#### Recorded information ####
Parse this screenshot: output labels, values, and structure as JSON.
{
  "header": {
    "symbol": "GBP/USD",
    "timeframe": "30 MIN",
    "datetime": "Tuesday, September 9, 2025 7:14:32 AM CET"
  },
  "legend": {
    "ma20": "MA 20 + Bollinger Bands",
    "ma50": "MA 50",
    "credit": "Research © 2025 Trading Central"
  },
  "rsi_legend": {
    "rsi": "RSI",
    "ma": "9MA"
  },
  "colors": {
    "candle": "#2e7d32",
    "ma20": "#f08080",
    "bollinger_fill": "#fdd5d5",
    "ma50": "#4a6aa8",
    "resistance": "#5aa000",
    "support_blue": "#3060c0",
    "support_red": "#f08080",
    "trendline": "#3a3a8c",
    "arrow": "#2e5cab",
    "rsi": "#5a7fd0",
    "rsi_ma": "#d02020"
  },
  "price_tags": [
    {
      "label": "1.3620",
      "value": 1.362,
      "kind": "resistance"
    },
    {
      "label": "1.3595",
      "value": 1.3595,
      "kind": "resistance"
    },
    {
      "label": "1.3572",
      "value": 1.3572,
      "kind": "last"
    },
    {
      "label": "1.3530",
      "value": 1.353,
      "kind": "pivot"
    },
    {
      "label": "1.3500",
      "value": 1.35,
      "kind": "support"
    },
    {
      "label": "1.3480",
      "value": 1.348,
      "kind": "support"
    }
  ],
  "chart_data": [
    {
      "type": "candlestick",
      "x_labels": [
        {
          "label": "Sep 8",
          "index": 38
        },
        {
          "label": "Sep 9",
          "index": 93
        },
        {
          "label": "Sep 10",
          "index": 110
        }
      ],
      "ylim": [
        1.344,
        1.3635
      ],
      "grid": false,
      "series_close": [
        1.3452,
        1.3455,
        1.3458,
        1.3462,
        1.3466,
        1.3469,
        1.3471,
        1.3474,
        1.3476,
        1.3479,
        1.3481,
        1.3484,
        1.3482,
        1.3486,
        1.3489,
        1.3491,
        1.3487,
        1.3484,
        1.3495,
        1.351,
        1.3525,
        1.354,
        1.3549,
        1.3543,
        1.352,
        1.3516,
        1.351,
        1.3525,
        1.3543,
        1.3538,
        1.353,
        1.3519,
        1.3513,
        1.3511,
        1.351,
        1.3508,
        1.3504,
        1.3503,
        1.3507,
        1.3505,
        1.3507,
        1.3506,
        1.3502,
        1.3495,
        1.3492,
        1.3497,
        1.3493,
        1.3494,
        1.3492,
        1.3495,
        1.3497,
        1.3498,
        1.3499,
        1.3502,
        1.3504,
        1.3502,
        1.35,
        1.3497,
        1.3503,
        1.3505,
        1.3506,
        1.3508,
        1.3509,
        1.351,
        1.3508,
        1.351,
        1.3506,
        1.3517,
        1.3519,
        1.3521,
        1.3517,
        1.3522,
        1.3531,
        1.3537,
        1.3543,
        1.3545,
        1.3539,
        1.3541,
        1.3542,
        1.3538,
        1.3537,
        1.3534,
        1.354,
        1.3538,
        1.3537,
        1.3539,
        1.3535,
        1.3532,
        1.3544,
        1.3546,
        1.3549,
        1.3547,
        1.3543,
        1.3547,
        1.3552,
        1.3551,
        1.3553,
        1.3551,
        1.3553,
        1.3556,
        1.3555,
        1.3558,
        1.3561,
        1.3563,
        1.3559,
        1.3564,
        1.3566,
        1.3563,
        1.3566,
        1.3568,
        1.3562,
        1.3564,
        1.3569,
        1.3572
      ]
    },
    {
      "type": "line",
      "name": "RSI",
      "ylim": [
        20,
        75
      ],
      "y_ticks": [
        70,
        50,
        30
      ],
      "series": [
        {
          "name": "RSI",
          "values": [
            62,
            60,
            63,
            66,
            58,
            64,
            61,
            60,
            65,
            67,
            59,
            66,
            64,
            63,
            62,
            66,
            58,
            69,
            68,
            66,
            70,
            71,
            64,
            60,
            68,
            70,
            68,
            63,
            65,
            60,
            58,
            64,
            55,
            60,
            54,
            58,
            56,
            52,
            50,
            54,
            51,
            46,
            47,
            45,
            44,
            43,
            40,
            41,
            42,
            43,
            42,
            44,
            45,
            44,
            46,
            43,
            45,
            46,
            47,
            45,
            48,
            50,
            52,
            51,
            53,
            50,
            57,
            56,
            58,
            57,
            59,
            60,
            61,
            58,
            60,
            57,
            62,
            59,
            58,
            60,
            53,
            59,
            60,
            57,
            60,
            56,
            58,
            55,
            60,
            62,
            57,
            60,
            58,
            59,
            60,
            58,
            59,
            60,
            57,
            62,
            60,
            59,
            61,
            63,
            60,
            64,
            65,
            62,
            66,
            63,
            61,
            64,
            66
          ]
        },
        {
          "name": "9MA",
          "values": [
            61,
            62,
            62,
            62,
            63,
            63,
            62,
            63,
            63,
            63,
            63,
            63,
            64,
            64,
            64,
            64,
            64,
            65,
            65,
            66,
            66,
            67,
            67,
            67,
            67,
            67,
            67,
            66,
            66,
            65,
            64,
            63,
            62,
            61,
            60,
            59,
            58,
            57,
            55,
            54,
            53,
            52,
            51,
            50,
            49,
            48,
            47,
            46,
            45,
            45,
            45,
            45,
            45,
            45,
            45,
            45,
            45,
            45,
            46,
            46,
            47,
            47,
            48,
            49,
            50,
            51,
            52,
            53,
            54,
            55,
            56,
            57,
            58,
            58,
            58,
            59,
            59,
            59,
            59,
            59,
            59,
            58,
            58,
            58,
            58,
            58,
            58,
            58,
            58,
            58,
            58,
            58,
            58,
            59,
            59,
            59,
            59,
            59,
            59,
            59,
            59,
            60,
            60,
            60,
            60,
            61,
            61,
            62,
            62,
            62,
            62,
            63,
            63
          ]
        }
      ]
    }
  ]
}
####
= Directions =
Set down all of the entries exactly, please.

= Result of the task =
Parse this screenshot: output labels, values, and structure as JSON.
{
  "header": {
    "symbol": "GBP/USD",
    "timeframe": "30 MIN",
    "datetime": "Tuesday, September 9, 2025 7:14:32 AM CET"
  },
  "legend": {
    "ma20": "MA 20 + Bollinger Bands",
    "ma50": "MA 50",
    "credit": "Research © 2025 Trading Central"
  },
  "rsi_legend": {
    "rsi": "RSI",
    "ma": "9MA"
  },
  "colors": {
    "candle": "#2e7d32",
    "ma20": "#f08080",
    "bollinger_fill": "#fdd5d5",
    "ma50": "#4a6aa8",
    "resistance": "#5aa000",
    "support_blue": "#3060c0",
    "support_red": "#f08080",
    "trendline": "#3a3a8c",
    "arrow": "#2e5cab",
    "rsi": "#5a7fd0",
    "rsi_ma": "#d02020"
  },
  "price_tags": [
    {
      "label": "1.3620",
      "value": 1.362,
      "kind": "resistance"
    },
    {
      "label": "1.3595",
      "value": 1.3595,
      "kind": "resistance"
    },
    {
      "label": "1.3572",
      "value": 1.3572,
      "kind": "last"
    },
    {
      "label": "1.3530",
      "value": 1.353,
      "kind": "pivot"
    },
    {
      "label": "1.3500",
      "value": 1.35,
      "kind": "support"
    },
    {
      "label": "1.3480",
      "value": 1.348,
      "kind": "support"
    }
  ],
  "chart_data": [
    {
      "type": "candlestick",
      "x_labels": [
        {
          "label": "Sep 8",
          "index": 38
        },
        {
          "label": "Sep 9",
          "index": 93
        },
        {
          "label": "Sep 10",
          "index": 110
        }
      ],
      "ylim": [
        1.344,
        1.3635
      ],
      "grid": false,
      "series_close": [
        1.3452,
        1.3455,
        1.3458,
        1.3462,
        1.3466,
        1.3469,
        1.3471,
        1.3474,
        1.3476,
        1.3479,
        1.3481,
        1.3484,
        1.3482,
        1.3486,
        1.3489,
        1.3491,
        1.3487,
        1.3484,
        1.3495,
        1.351,
        1.3525,
        1.354,
        1.3549,
        1.3543,
        1.352,
        1.3516,
        1.351,
        1.3525,
        1.3543,
        1.3538,
        1.353,
        1.3519,
        1.3513,
        1.3511,
        1.351,
        1.3508,
        1.3504,
        1.3503,
        1.3507,
        1.3505,
        1.3507,
        1.3506,
        1.3502,
        1.3495,
        1.3492,
        1.3497,
        1.3493,
        1.3494,
        1.3492,
        1.3495,
        1.3497,
        1.3498,
        1.3499,
        1.3502,
        1.3504,
        1.3502,
        1.35,
        1.3497,
        1.3503,
        1.3505,
        1.3506,
        1.3508,
        1.3509,
        1.351,
        1.3508,
        1.351,
        1.3506,
        1.3517,
        1.3519,
        1.3521,
        1.3517,
        1.3522,
        1.3531,
        1.3537,
        1.3543,
        1.3545,
        1.3539,
        1.3541,
        1.3542,
        1.3538,
        1.3537,
        1.3534,
        1.354,
        1.3538,
        1.3537,
        1.3539,
        1.3535,
        1.3532,
        1.3544,
        1.3546,
        1.3549,
        1.3547,
        1.3543,
        1.3547,
        1.3552,
        1.3551,
        1.3553,
        1.3551,
        1.3553,
        1.3556,
        1.3555,
        1.3558,
        1.3561,
        1.3563,
        1.3559,
        1.3564,
        1.3566,
        1.3563,
        1.3566,
        1.3568,
        1.3562,
        1.3564,
        1.3569,
        1.3572
      ]
    },
    {
      "type": "line",
      "name": "RSI",
      "ylim": [
        20,
        75
      ],
      "y_ticks": [
        70,
        50,
        30
      ],
      "series": [
        {
          "name": "RSI",
          "values": [
            62,
            60,
            63,
            66,
            58,
            64,
            61,
            60,
            65,
            67,
            59,
            66,
            64,
            63,
            62,
            66,
            58,
            69,
            68,
            66,
            70,
            71,
            64,
            60,
            68,
            70,
            68,
            63,
            65,
            60,
            58,
            64,
            55,
            60,
            54,
            58,
            56,
            52,
            50,
            54,
            51,
            46,
            47,
            45,
            44,
            43,
            40,
            41,
            42,
            43,
            42,
            44,
            45,
            44,
            46,
            43,
            45,
            46,
            47,
            45,
            48,
            50,
            52,
            51,
            53,
            50,
            57,
            56,
            58,
            57,
            59,
            60,
            61,
            58,
            60,
            57,
            62,
            59,
            58,
            60,
            53,
            59,
            60,
            57,
            60,
            56,
            58,
            55,
            60,
            62,
            57,
            60,
            58,
            59,
            60,
            58,
            59,
            60,
            57,
            62,
            60,
            59,
            61,
            63,
            60,
            64,
            65,
            62,
            66,
            63,
            61,
            64,
            66
          ]
        },
        {
          "name": "9MA",
          "values": [
            61,
            62,
            62,
            62,
            63,
            63,
            62,
            63,
            63,
            63,
            63,
            63,
            64,
            64,
            64,
            64,
            64,
            65,
            65,
            66,
            66,
            67,
            67,
            67,
            67,
            67,
            67,
            66,
            66,
            65,
            64,
            63,
            62,
            61,
            60,
            59,
            58,
            57,
            55,
            54,
            53,
            52,
            51,
            50,
            49,
            48,
            47,
            46,
            45,
            45,
            45,
            45,
            45,
            45,
            45,
            45,
            45,
            45,
            46,
            46,
            47,
            47,
            48,
            49,
            50,
            51,
            52,
            53,
            54,
            55,
            56,
            57,
            58,
            58,
            58,
            59,
            59,
            59,
            59,
            59,
            59,
            58,
            58,
            58,
            58,
            58,
            58,
            58,
            58,
            58,
            58,
            58,
            58,
            59,
            59,
            59,
            59,
            59,
            59,
            59,
            59,
            60,
            60,
            60,
            60,
            61,
            61,
            62,
            62,
            62,
            62,
            63,
            63
          ]
        }
      ]
    }
  ]
}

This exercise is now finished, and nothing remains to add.